:: Given text ::

The Human Eye:
The vertical section of human eye is given below. As you can see, eye has the necessary parts:
i) Cornea is transparent part of the eye. Light that enters to eye passes through it. It acts as the protective covering to parts like pupil, crystalline lens etc. and also partly focuses light entering eye.
ii) Iris which serves as muscular diaphragm of variable size which controls size of pupil. Its function is to control amount of light entering to eye. In low light conditions, it dilates pupil and on the other hand, it contracts pupil in high light conditions.
iii) Pupil is the circular aperture in iris.
iv) Eye lens that is supported by the ciliary's muscles and its function is to focus light entering eye onto retina. Action of ciliary's muscles modifies focal length of lens by changing its shape.
v) Retina is light sensitive portion at back inside surface of eye. Optic nerves of brain start at retina from which they transmit massages to brain. Most sensitive spot of the retina is called as yellow spot and its least sensitive portion is blind spot that is where optic nerve leaves eye for the brain. Retina in eye works in same way as the film in the camera. It is interesting to note that brains interpret object scene as right side up.
vi) Cornea is a curved membrane forming front surface of the eye.
vii) Aqueous humor is the transparent liquid between lens and cornea.
viii) Vitreous humor is the jelly liquid between lens and the rest of eye ball.
The optical system of the eye comprises of cornea, the aqueous and vitreous humor and the lens. Rod and cones called as receptors, when stimulated by light, send signals to brain through optic nerves and where the image is perceived. They form the ideal and inverted image of the external object on retina. Retina transmits impression created on it by this image through optic nerve to the brain. Brain then interprets inverted image as being vertical in reality.
Focal length of eye lens is not constant. Shape of lens is altered by action of ciliary muscles to get a convex lens of suitable focal length needed to focus object viewed (far or near) on retina. Ability of lens to focus on near and far objects is called as accommodation.
Power of the Lens:
Power of a lens is stated as the reciprocal of focal length. Where P is power of the lens and f is the focal length. Power of the lens is estimated in diopter (D). For instance when the focal length is 1m, power of the lens is 1D.
P = 1/f
Therefore power of the lens in diopters is provided by expression P = 100(f(cm))
Here focal length is taken in centimeters.

:: Extracted entries ::
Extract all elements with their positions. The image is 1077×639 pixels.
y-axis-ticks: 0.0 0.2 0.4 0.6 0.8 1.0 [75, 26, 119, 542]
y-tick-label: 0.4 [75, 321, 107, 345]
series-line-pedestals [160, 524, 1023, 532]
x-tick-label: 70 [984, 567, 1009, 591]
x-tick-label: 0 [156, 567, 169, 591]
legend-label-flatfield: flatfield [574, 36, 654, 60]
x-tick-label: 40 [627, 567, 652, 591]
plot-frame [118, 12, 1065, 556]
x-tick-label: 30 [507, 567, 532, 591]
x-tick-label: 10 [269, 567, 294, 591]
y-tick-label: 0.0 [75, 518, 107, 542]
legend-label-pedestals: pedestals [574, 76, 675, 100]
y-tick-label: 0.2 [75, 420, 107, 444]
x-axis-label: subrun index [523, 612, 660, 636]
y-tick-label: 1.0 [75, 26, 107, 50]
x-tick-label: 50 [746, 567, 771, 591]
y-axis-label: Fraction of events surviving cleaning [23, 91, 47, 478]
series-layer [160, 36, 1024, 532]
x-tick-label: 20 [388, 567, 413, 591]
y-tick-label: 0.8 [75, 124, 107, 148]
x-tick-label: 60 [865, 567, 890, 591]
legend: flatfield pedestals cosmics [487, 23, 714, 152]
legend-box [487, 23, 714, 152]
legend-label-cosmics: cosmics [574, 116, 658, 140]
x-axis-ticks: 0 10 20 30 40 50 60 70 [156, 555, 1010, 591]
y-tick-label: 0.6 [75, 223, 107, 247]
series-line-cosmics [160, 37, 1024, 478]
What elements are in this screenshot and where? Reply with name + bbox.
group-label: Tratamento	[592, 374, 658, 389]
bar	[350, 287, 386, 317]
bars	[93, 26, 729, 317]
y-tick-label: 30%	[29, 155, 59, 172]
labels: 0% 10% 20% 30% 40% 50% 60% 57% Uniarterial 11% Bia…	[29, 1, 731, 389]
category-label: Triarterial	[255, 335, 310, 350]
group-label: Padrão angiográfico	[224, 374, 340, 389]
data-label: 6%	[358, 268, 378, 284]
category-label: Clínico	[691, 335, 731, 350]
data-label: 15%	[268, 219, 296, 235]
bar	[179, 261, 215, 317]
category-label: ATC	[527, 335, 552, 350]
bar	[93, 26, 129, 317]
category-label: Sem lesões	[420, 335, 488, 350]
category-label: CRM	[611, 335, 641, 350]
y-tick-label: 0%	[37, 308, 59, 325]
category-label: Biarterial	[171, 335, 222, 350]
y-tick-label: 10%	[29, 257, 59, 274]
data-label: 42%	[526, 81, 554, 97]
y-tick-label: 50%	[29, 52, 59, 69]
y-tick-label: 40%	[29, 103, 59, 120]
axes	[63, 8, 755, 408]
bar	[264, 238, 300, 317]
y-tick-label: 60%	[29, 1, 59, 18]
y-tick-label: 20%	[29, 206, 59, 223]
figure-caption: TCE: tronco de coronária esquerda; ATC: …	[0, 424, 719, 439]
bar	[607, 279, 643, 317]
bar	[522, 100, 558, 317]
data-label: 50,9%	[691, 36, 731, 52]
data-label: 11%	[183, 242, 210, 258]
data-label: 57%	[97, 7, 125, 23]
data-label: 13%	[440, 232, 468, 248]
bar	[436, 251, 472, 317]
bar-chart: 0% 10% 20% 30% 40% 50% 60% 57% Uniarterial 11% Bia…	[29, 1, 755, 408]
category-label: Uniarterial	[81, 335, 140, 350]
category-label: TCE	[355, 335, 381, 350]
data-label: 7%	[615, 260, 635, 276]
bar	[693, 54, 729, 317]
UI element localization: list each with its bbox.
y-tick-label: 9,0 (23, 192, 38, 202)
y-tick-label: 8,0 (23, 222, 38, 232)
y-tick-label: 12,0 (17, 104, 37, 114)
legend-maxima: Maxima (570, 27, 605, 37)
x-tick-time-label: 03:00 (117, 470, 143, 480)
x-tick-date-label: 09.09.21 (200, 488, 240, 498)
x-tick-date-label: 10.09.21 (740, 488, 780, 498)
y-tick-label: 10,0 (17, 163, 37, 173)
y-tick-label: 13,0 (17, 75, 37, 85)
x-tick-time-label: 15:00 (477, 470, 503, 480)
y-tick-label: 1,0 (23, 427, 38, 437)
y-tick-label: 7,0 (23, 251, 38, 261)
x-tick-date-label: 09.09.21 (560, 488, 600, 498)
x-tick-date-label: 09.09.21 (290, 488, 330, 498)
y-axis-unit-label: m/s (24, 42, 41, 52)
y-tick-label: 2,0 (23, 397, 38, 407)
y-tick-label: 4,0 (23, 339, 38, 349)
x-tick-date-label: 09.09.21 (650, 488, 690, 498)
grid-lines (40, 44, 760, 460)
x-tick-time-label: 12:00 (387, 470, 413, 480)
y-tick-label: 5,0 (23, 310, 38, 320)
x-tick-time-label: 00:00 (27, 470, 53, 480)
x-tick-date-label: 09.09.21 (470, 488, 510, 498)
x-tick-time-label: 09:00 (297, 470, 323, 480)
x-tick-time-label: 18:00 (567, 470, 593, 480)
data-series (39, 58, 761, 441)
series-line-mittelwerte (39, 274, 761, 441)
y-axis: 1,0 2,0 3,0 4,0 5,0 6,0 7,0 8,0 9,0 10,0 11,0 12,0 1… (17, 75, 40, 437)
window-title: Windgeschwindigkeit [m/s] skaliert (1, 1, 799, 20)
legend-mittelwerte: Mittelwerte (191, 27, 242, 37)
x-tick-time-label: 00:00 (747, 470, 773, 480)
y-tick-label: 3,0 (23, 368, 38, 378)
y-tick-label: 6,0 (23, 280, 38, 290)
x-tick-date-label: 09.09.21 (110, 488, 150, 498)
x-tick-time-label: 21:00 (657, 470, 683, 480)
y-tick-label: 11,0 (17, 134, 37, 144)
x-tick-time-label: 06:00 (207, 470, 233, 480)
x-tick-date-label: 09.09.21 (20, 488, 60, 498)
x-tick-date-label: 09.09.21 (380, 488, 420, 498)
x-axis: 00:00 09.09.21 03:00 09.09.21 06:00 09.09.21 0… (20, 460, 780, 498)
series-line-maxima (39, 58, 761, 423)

:: Task set ::
1) Using the text on the human eye, explain in one to three sentences why the focal length of the eye lens is not constant.
2) According to the text on the human eye, what is the least sensitive portion of the retina called?

:: Solutions to the exercise ::
1) The ciliary muscles change the shape of the lens to produce a convex lens with the focal length needed to focus the viewed object, whether far or near, on the retina. Because the lens has to do this for objects at different distances, its focal length keeps changing. This ability to focus on near and far objects is called accommodation.

2) The blind spot, where the optic nerve leaves the eye for the brain.